● What you are asked to do:
Reproduce the motor grader passage below, word for word, from "The frequent presence" to "advantages hereinbefore discussed.".
───── Given text
While the particular motor grader 11 described above includes conventional side-shifting linkage 26 that enables a limited degree of lateral adjustment of the position of the blade 23, use of this means alone may not provide the desired amount of flexibility with respect to lateral positioning of the blade 23. The motion provided by side-shifting linkage 26 is, if unaccompanied by other adjustments, an arcuate pivoting movement which changes the angling and tilt of the blade as well as the lateral position of the blade. To provide for a supplementary and strictly linear sideward movement which does not otherwise affect blade orientation, it is customary to attach the blade 23 to the supporting structure such as mounting structure 22 through slide rails 29 that enable the blade to be moved laterally relative to the mounting structure as might be desired.
The frequent presence of sand, gravel or other abrasive material around the blade 23, together with the fact that strong reaction forces are often acting against the blade at times when it is moved in the sideward direction, cause severe wearing to occur within the portions of the mounting structure that contact the slide rails 29. As this cannot be easily avoided, replaceable wear strips or slide bearings of one form or another are usually provided to absorb the brunt of such wear. Referring now to FIGS. 2 and 3 in conjunction, the mounting structure 22 of the present invention includes wear strip assemblies 31 and 31' of novel configuration and disposition which, relative to the prior art, realize the several advantages hereinbefore discussed.
Considering the mounting structure 22 in greater detail, each of the pair of plates 25 is coupled to a separate one of the support arms 27 through a pivot connection formed by pivot coupling 28. A bolt 32 may extend from arm 27 through an arcuate slot 33 in plate 25 to further support the plates 25 without interfering with pivoting movement about pivot coupling 28 and to define limits for such pivoting movement.
──────────
───── Data section
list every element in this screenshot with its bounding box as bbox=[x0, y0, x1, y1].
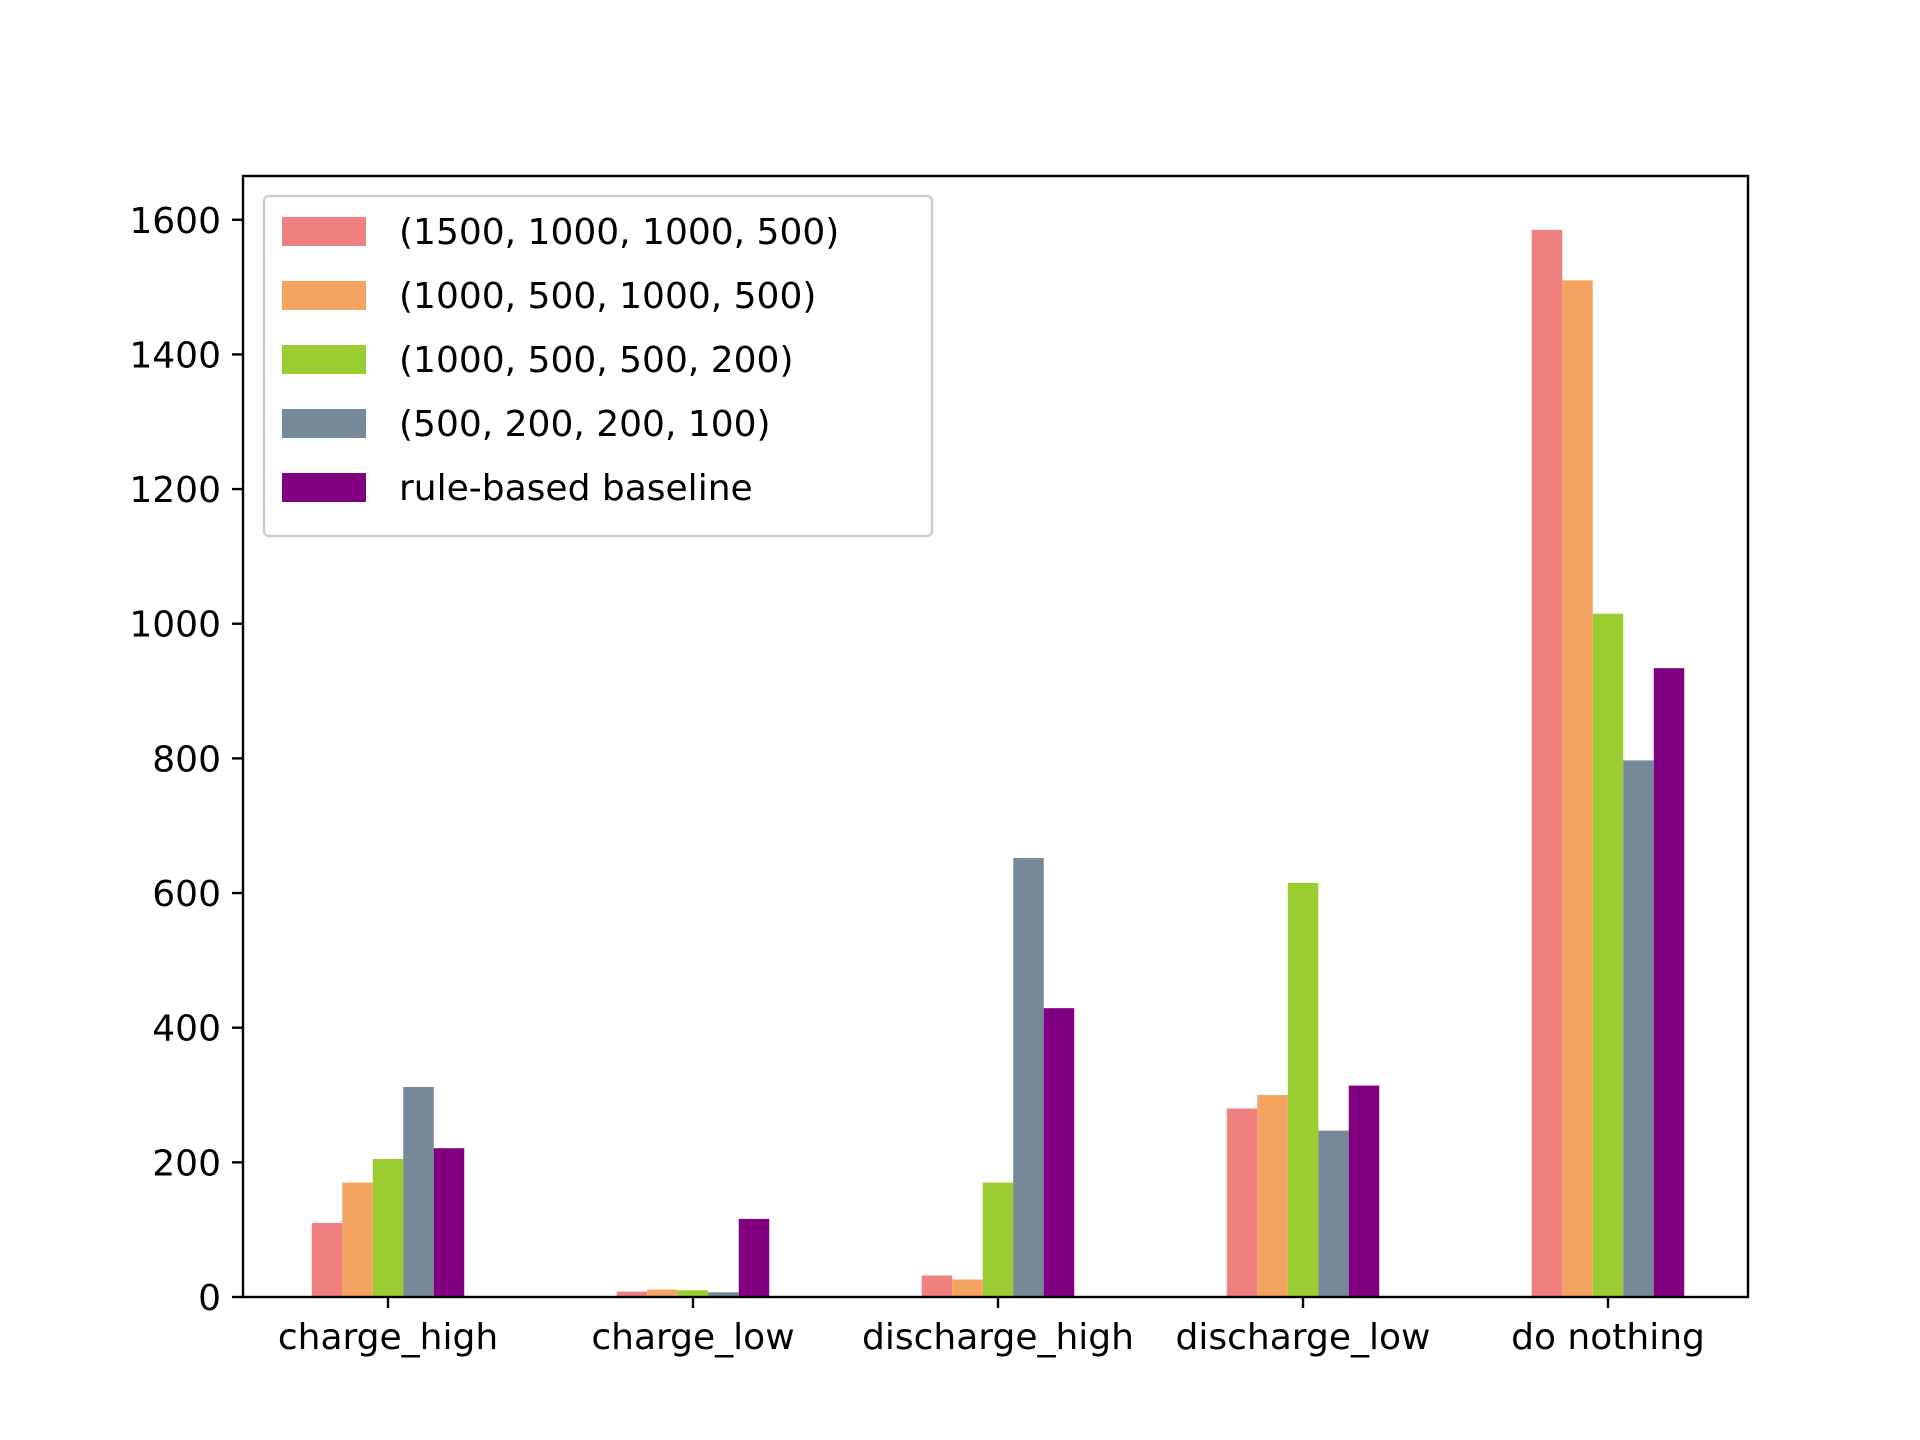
──────────
● Task response:
The frequent presence of sand, gravel or other abrasive material around the blade 23, together with the fact that strong reaction forces are often acting against the blade at times when it is moved in the sideward direction, cause severe wearing to occur within the portions of the mounting structure that contact the slide rails 29. As this cannot be easily avoided, replaceable wear strips or slide bearings of one form or another are usually provided to absorb the brunt of such wear. Referring now to FIGS. 2 and 3 in conjunction, the mounting structure 22 of the present invention includes wear strip assemblies 31 and 31' of novel configuration and disposition which, relative to the prior art, realize the several advantages hereinbefore discussed.